WHAT THE TASK REQUIRES »
Scan the material below for the string "horizontal", and copy every line where it shows up.

ENTRIES »
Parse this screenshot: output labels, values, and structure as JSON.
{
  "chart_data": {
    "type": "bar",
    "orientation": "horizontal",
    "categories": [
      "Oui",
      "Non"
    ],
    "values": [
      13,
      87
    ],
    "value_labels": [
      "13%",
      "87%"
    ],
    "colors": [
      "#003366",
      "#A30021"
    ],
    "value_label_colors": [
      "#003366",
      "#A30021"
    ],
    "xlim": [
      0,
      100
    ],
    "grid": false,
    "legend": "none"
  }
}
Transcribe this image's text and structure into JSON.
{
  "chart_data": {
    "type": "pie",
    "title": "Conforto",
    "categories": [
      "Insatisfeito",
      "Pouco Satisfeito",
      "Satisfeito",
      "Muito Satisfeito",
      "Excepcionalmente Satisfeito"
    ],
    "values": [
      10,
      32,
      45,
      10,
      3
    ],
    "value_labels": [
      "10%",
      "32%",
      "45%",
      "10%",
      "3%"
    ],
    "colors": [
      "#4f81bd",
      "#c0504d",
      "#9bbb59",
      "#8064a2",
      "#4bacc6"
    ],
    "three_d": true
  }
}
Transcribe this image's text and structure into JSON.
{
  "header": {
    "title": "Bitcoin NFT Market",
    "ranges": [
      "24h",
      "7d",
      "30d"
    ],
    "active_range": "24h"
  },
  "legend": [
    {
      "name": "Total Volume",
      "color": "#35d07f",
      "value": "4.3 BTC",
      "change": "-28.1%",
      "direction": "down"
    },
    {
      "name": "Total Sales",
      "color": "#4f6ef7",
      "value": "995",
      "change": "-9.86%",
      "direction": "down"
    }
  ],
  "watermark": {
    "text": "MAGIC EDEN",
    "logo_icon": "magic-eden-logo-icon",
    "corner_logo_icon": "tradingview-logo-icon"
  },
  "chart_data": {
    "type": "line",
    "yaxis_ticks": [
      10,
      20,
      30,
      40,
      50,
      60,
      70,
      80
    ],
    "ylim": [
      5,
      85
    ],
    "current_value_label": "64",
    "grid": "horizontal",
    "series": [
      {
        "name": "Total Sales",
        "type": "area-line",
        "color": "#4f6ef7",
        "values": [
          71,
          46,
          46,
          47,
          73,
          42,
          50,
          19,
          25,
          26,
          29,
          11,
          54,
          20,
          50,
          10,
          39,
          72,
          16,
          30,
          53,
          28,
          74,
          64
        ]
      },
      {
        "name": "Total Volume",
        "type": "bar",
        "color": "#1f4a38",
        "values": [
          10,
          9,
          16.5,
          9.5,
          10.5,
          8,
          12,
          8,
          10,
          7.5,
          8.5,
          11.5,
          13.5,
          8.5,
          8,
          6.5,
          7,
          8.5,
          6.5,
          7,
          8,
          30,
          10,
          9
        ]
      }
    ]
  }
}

RESPONSE BELOW »
    "orientation": "horizontal",
    "grid": "horizontal",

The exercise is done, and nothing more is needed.